→ **Problem to solve**
Return the records exactly as they are.
== Data in this exercise
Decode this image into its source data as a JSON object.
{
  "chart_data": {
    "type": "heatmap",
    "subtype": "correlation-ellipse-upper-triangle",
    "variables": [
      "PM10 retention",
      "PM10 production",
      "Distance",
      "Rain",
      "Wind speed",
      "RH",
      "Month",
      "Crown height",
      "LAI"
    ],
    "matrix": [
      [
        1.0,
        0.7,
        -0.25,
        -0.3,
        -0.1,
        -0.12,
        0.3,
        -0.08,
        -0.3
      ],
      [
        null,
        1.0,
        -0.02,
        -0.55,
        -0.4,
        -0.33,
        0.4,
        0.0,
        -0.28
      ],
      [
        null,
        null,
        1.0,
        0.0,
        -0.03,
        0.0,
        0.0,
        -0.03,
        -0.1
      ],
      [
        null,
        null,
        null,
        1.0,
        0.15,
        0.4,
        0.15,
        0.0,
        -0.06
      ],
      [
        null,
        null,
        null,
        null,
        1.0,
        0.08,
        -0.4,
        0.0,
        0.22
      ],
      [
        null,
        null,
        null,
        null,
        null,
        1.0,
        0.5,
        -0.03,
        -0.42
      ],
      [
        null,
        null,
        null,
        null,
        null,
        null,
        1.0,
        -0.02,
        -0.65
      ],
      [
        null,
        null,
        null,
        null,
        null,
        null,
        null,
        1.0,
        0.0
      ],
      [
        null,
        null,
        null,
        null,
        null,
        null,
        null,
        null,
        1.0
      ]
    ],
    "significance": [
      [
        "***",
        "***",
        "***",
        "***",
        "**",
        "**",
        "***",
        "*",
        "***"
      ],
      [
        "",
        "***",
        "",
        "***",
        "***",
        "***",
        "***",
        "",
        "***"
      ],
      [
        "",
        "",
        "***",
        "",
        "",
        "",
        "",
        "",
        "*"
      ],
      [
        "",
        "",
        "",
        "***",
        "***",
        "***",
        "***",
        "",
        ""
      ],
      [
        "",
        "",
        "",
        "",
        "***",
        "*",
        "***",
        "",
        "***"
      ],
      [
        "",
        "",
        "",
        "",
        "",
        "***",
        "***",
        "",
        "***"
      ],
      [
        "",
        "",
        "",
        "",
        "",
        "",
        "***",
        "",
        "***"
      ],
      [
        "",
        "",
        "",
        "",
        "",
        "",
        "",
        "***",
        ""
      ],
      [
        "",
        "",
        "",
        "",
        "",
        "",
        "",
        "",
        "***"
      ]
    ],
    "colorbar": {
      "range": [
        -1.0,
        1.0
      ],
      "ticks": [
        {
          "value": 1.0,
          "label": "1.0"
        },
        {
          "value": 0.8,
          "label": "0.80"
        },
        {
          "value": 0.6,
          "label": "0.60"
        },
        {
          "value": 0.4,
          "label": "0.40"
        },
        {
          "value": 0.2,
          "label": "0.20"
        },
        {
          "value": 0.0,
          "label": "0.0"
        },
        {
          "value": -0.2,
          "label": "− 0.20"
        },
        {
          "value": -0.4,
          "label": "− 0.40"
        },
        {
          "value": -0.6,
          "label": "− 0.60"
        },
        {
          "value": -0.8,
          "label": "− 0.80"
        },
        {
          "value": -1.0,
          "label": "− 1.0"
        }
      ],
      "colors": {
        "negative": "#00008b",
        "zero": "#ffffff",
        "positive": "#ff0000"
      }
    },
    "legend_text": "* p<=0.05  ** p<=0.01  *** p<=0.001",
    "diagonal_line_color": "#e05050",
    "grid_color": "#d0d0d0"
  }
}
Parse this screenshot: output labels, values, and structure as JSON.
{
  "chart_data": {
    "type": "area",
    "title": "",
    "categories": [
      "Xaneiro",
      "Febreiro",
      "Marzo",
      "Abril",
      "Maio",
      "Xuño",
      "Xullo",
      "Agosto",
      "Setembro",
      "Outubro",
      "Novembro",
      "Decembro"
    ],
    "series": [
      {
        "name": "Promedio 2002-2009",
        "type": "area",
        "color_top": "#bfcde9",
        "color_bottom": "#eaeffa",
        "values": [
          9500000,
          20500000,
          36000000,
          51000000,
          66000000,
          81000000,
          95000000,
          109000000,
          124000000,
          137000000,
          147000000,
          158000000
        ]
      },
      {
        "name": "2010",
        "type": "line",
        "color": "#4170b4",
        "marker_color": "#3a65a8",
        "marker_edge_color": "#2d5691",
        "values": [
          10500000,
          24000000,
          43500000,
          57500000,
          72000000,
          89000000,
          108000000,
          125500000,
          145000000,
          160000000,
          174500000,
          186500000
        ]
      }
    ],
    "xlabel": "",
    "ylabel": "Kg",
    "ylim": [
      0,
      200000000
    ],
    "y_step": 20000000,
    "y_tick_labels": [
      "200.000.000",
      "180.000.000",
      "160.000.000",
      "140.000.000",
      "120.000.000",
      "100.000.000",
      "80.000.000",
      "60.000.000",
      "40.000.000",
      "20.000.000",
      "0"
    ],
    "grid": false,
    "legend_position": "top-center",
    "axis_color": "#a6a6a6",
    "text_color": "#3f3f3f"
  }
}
====
→ **Exercise answer**
Decode this image into its source data as a JSON object.
{
  "chart_data": {
    "type": "heatmap",
    "subtype": "correlation-ellipse-upper-triangle",
    "variables": [
      "PM10 retention",
      "PM10 production",
      "Distance",
      "Rain",
      "Wind speed",
      "RH",
      "Month",
      "Crown height",
      "LAI"
    ],
    "matrix": [
      [
        1.0,
        0.7,
        -0.25,
        -0.3,
        -0.1,
        -0.12,
        0.3,
        -0.08,
        -0.3
      ],
      [
        null,
        1.0,
        -0.02,
        -0.55,
        -0.4,
        -0.33,
        0.4,
        0.0,
        -0.28
      ],
      [
        null,
        null,
        1.0,
        0.0,
        -0.03,
        0.0,
        0.0,
        -0.03,
        -0.1
      ],
      [
        null,
        null,
        null,
        1.0,
        0.15,
        0.4,
        0.15,
        0.0,
        -0.06
      ],
      [
        null,
        null,
        null,
        null,
        1.0,
        0.08,
        -0.4,
        0.0,
        0.22
      ],
      [
        null,
        null,
        null,
        null,
        null,
        1.0,
        0.5,
        -0.03,
        -0.42
      ],
      [
        null,
        null,
        null,
        null,
        null,
        null,
        1.0,
        -0.02,
        -0.65
      ],
      [
        null,
        null,
        null,
        null,
        null,
        null,
        null,
        1.0,
        0.0
      ],
      [
        null,
        null,
        null,
        null,
        null,
        null,
        null,
        null,
        1.0
      ]
    ],
    "significance": [
      [
        "***",
        "***",
        "***",
        "***",
        "**",
        "**",
        "***",
        "*",
        "***"
      ],
      [
        "",
        "***",
        "",
        "***",
        "***",
        "***",
        "***",
        "",
        "***"
      ],
      [
        "",
        "",
        "***",
        "",
        "",
        "",
        "",
        "",
        "*"
      ],
      [
        "",
        "",
        "",
        "***",
        "***",
        "***",
        "***",
        "",
        ""
      ],
      [
        "",
        "",
        "",
        "",
        "***",
        "*",
        "***",
        "",
        "***"
      ],
      [
        "",
        "",
        "",
        "",
        "",
        "***",
        "***",
        "",
        "***"
      ],
      [
        "",
        "",
        "",
        "",
        "",
        "",
        "***",
        "",
        "***"
      ],
      [
        "",
        "",
        "",
        "",
        "",
        "",
        "",
        "***",
        ""
      ],
      [
        "",
        "",
        "",
        "",
        "",
        "",
        "",
        "",
        "***"
      ]
    ],
    "colorbar": {
      "range": [
        -1.0,
        1.0
      ],
      "ticks": [
        {
          "value": 1.0,
          "label": "1.0"
        },
        {
          "value": 0.8,
          "label": "0.80"
        },
        {
          "value": 0.6,
          "label": "0.60"
        },
        {
          "value": 0.4,
          "label": "0.40"
        },
        {
          "value": 0.2,
          "label": "0.20"
        },
        {
          "value": 0.0,
          "label": "0.0"
        },
        {
          "value": -0.2,
          "label": "− 0.20"
        },
        {
          "value": -0.4,
          "label": "− 0.40"
        },
        {
          "value": -0.6,
          "label": "− 0.60"
        },
        {
          "value": -0.8,
          "label": "− 0.80"
        },
        {
          "value": -1.0,
          "label": "− 1.0"
        }
      ],
      "colors": {
        "negative": "#00008b",
        "zero": "#ffffff",
        "positive": "#ff0000"
      }
    },
    "legend_text": "* p<=0.05  ** p<=0.01  *** p<=0.001",
    "diagonal_line_color": "#e05050",
    "grid_color": "#d0d0d0"
  }
}
Parse this screenshot: output labels, values, and structure as JSON.
{
  "chart_data": {
    "type": "area",
    "title": "",
    "categories": [
      "Xaneiro",
      "Febreiro",
      "Marzo",
      "Abril",
      "Maio",
      "Xuño",
      "Xullo",
      "Agosto",
      "Setembro",
      "Outubro",
      "Novembro",
      "Decembro"
    ],
    "series": [
      {
        "name": "Promedio 2002-2009",
        "type": "area",
        "color_top": "#bfcde9",
        "color_bottom": "#eaeffa",
        "values": [
          9500000,
          20500000,
          36000000,
          51000000,
          66000000,
          81000000,
          95000000,
          109000000,
          124000000,
          137000000,
          147000000,
          158000000
        ]
      },
      {
        "name": "2010",
        "type": "line",
        "color": "#4170b4",
        "marker_color": "#3a65a8",
        "marker_edge_color": "#2d5691",
        "values": [
          10500000,
          24000000,
          43500000,
          57500000,
          72000000,
          89000000,
          108000000,
          125500000,
          145000000,
          160000000,
          174500000,
          186500000
        ]
      }
    ],
    "xlabel": "",
    "ylabel": "Kg",
    "ylim": [
      0,
      200000000
    ],
    "y_step": 20000000,
    "y_tick_labels": [
      "200.000.000",
      "180.000.000",
      "160.000.000",
      "140.000.000",
      "120.000.000",
      "100.000.000",
      "80.000.000",
      "60.000.000",
      "40.000.000",
      "20.000.000",
      "0"
    ],
    "grid": false,
    "legend_position": "top-center",
    "axis_color": "#a6a6a6",
    "text_color": "#3f3f3f"
  }
}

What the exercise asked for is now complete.